### Stated exercise 1
In the records, give the stretch from the line containing "374, 422, 737]" through the line containing "top-x-tick-label: 30N: [202, 336, 228, 351]" as a JSON list of strings, one string per line, with blank lines omitted.

### Text shown
↓↓↓
There are seven rules of the faery kingdom that Halley Starr must never break:
1. No trespassing sacred faery territory
2. Don’t ever say thank you
3. Using a faery’s given name is a no-no
4. Never break a promise to a faery
5. Faery music is forbidden
6. Resist all faery food
7. And never, never fall in love with a faery
But Halley is cursed. Yeah. No joke. She can barely survive Omak High with that shard of ice in her heart. How could she possibly be a proper godmother and stop Rumpelstiltskin from taking the heir of the faery kingdom? And let’s be honest, there is no way she’ll go with Goldilocks (some hot faery guy) who won’t bother telling Halley his name or that she looks like she’s talking to herself when he’s around. Not a chance.
And really, who can blame her?
If Halley wants her heart back again, she can’t worry about the rules…
With a Kiss is 0.99$ for a limited time on Amazon. Go get your copy!
Stop the clock from striking twelve
Who is Bridgette anyway?
1. Loser of Omak High
2. Girl who rubs her fingers raw working fast food
3. Victim of the evil stepmother who runs the group home
4. Not-so-proud owner of a hearth where fire-starting goblins live
5. Asylum wannabe with occasional schizophrenic episodes
Not even Bridgette knows. Not that she can do anything about it. Besides, her godmother is supposed to save her, not the other way around! But Halley Starr is a little busy fighting Rumpelstiltskin flunkies and his beanstalk, so her godmother sends some rude faery guy to help Bridgette instead. It’s up to him to make sure she gets that true love’s kiss that will undo the banishment curse, except he seriously knows nothing about love or faery hunters, red riding hood, spindles…or high school!
↑↑↑
### Stored data
↓↓↓
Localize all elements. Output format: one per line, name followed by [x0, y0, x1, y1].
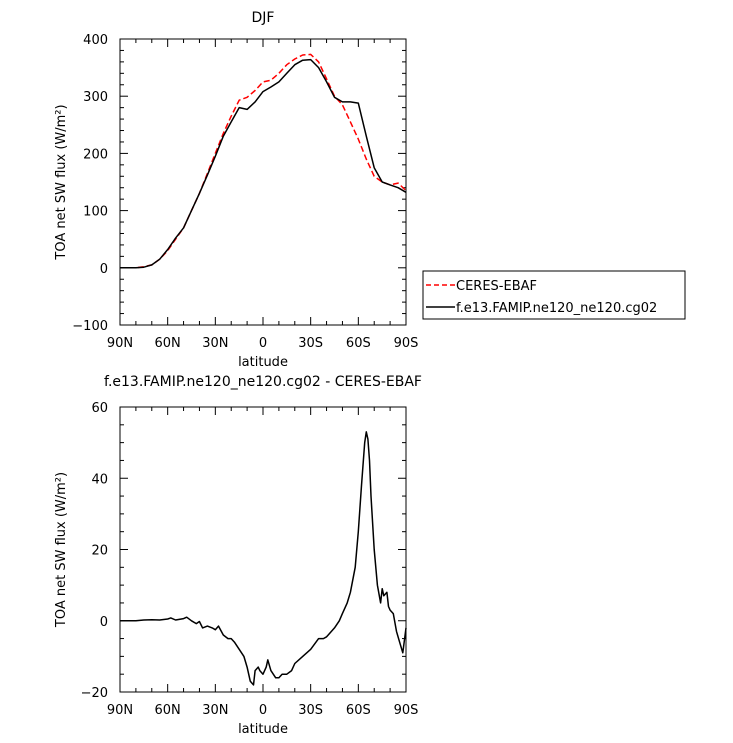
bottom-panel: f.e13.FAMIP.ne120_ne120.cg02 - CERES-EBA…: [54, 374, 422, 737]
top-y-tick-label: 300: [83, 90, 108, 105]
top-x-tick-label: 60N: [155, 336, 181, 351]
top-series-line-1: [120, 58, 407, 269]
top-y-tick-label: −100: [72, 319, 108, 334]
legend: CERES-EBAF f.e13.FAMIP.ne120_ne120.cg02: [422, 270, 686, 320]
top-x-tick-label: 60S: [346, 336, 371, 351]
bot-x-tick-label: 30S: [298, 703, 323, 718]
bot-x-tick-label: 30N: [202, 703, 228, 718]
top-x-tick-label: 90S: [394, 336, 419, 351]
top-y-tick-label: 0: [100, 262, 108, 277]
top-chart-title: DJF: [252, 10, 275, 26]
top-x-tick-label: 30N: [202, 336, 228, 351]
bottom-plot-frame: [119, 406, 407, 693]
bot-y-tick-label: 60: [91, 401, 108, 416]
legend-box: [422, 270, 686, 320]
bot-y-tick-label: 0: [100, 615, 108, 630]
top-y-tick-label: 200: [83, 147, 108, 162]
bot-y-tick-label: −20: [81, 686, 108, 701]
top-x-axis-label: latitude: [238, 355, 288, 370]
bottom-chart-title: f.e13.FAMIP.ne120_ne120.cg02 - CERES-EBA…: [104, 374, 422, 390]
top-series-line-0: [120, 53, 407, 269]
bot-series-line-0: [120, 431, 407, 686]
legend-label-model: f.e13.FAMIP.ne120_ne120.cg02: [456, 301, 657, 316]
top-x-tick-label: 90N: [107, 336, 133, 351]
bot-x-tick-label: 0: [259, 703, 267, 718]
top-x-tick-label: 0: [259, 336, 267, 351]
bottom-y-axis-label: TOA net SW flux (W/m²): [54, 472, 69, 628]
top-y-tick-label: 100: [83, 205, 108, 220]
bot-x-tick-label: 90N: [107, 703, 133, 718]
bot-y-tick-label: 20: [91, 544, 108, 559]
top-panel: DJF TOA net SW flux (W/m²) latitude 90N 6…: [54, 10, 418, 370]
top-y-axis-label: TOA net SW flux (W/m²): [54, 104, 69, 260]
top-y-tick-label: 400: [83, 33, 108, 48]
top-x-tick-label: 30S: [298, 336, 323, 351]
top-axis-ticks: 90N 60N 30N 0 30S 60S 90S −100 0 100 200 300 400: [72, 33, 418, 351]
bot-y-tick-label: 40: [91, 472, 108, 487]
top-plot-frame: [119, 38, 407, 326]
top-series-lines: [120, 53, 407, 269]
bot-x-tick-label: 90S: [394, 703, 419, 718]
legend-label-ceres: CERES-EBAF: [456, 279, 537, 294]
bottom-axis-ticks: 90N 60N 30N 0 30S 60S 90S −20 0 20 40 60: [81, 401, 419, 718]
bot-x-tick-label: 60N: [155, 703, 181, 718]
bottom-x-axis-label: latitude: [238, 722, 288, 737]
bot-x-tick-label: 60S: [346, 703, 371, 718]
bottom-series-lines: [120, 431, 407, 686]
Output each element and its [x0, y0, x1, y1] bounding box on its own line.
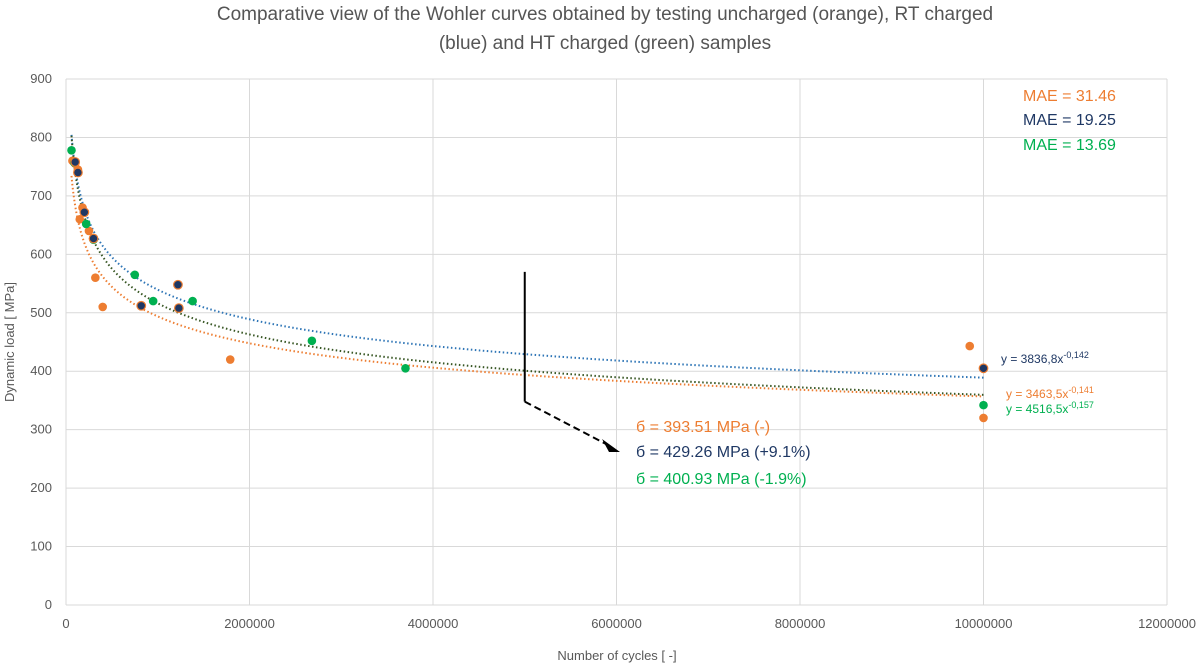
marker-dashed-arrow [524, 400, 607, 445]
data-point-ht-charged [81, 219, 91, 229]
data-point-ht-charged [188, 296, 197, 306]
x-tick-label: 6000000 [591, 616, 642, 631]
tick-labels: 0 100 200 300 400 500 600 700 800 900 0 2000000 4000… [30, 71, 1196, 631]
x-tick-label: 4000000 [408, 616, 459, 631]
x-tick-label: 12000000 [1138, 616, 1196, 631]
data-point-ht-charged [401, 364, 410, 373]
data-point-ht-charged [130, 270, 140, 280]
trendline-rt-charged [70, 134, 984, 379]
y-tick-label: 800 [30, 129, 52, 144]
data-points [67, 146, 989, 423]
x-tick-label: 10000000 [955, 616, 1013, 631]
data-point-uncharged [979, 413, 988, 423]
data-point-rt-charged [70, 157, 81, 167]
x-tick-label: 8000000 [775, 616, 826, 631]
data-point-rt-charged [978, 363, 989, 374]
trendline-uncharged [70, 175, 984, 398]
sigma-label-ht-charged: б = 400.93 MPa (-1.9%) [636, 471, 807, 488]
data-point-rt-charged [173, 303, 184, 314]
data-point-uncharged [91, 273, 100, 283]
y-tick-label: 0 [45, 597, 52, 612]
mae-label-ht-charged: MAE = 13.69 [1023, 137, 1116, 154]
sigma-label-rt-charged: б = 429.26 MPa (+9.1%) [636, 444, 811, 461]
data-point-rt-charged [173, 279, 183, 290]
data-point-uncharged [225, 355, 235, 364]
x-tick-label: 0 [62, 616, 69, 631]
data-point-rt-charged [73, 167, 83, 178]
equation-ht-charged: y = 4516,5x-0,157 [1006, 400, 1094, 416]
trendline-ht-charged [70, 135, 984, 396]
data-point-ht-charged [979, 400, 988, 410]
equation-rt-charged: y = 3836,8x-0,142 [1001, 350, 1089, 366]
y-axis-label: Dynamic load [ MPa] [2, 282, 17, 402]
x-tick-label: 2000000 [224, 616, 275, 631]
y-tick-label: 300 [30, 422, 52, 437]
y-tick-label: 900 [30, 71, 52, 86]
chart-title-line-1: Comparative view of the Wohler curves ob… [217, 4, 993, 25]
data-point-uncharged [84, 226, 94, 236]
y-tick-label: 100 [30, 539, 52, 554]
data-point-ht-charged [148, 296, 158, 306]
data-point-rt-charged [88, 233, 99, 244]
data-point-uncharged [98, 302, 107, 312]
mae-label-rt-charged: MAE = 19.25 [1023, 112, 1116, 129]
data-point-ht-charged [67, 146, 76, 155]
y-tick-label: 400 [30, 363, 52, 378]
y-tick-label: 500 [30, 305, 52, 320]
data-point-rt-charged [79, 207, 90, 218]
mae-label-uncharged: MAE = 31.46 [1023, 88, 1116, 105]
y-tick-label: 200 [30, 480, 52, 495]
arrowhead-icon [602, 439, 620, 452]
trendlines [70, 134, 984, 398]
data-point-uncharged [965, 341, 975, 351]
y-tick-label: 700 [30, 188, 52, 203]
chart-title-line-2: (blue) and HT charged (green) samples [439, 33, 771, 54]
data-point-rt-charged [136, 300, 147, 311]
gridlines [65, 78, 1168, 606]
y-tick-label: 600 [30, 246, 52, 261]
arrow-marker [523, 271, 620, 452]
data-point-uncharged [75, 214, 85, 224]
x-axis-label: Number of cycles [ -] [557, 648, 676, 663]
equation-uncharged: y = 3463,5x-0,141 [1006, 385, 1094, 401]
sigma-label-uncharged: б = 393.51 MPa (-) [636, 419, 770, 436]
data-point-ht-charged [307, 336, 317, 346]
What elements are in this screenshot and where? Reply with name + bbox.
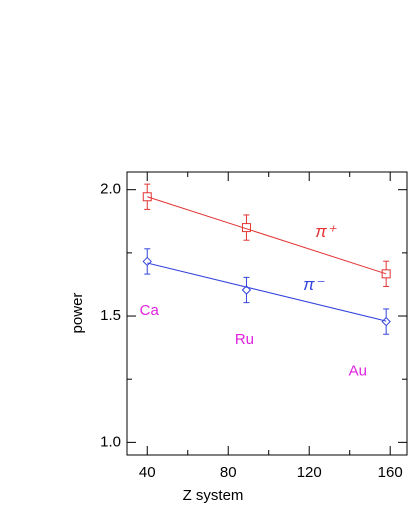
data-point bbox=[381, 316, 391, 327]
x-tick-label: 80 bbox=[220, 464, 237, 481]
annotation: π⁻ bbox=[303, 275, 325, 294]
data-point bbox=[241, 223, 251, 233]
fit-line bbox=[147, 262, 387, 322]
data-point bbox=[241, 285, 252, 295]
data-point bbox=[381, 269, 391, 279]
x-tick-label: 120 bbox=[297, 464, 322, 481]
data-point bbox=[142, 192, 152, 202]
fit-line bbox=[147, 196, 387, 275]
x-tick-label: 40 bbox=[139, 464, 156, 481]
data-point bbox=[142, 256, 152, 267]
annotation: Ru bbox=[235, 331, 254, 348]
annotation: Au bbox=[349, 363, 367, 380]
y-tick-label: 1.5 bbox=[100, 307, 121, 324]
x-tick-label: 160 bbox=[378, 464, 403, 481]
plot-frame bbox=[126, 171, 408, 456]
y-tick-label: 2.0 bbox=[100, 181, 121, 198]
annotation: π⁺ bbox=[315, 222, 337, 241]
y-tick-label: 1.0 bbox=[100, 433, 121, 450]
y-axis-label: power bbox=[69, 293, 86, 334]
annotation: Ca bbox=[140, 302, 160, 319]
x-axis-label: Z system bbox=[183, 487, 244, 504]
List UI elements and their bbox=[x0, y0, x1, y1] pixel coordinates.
↑↑↑
### Stated exercise 2
Quote the stretch of the text on the faery kingdom from "And really, who" through "get your copy!".

### Finished answer 1
[
  "bottom-panel: f.e13.FAMIP.ne120_ne120.cg02 - CERES-EBA…: [54, 374, 422, 737]",
  "top-y-tick-label: 300: [83, 90, 108, 105]",
  "top-x-tick-label: 60N: [155, 336, 181, 351]",
  "top-series-line-1: [120, 58, 407, 269]",
  "top-y-tick-label: −100: [72, 319, 108, 334]",
  "legend: CERES-EBAF f.e13.FAMIP.ne120_ne120.cg02: [422, 270, 686, 320]",
  "top-x-tick-label: 60S: [346, 336, 371, 351]",
  "bot-x-tick-label: 30S: [298, 703, 323, 718]",
  "bot-x-tick-label: 30N: [202, 703, 228, 718]",
  "top-x-tick-label: 90S: [394, 336, 419, 351]",
  "top-y-tick-label: 0: [100, 262, 108, 277]",
  "top-chart-title: DJF: [252, 10, 275, 26]",
  "top-x-tick-label: 30N: [202, 336, 228, 351]"
]

### Finished answer 2
And really, who can blame her?
If Halley wants her heart back again, she can’t worry about the rules…
With a Kiss is 0.99$ for a limited time on Amazon. Go get your copy!